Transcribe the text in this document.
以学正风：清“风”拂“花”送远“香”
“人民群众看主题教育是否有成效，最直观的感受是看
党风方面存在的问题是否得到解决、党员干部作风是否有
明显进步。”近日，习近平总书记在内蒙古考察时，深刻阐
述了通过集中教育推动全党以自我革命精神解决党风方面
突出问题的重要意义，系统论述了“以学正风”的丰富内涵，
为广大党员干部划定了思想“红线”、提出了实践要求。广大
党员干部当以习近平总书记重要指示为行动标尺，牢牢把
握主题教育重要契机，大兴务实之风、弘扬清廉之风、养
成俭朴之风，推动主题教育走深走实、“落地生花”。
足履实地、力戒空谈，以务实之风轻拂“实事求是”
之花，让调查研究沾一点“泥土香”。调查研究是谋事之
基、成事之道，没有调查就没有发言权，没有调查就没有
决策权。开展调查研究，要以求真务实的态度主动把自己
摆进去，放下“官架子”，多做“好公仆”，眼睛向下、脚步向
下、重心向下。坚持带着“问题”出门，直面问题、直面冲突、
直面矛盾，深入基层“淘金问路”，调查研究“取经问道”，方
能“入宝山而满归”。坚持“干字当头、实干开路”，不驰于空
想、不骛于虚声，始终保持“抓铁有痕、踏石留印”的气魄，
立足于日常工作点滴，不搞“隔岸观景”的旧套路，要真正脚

+ + + + + + +

-- Your goal --
Word for word, write out the data.

-- Finished task --
Transcribe the text in this document.
以学正风：清“风”拂“花”送远“香”
“人民群众看主题教育是否有成效，最直观的感受是看
党风方面存在的问题是否得到解决、党员干部作风是否有
明显进步。”近日，习近平总书记在内蒙古考察时，深刻阐
述了通过集中教育推动全党以自我革命精神解决党风方面
突出问题的重要意义，系统论述了“以学正风”的丰富内涵，
为广大党员干部划定了思想“红线”、提出了实践要求。广大
党员干部当以习近平总书记重要指示为行动标尺，牢牢把
握主题教育重要契机，大兴务实之风、弘扬清廉之风、养
成俭朴之风，推动主题教育走深走实、“落地生花”。
足履实地、力戒空谈，以务实之风轻拂“实事求是”
之花，让调查研究沾一点“泥土香”。调查研究是谋事之
基、成事之道，没有调查就没有发言权，没有调查就没有
决策权。开展调查研究，要以求真务实的态度主动把自己
摆进去，放下“官架子”，多做“好公仆”，眼睛向下、脚步向
下、重心向下。坚持带着“问题”出门，直面问题、直面冲突、
直面矛盾，深入基层“淘金问路”，调查研究“取经问道”，方
能“入宝山而满归”。坚持“干字当头、实干开路”，不驰于空
想、不骛于虚声，始终保持“抓铁有痕、踏石留印”的气魄，
立足于日常工作点滴，不搞“隔岸观景”的旧套路，要真正脚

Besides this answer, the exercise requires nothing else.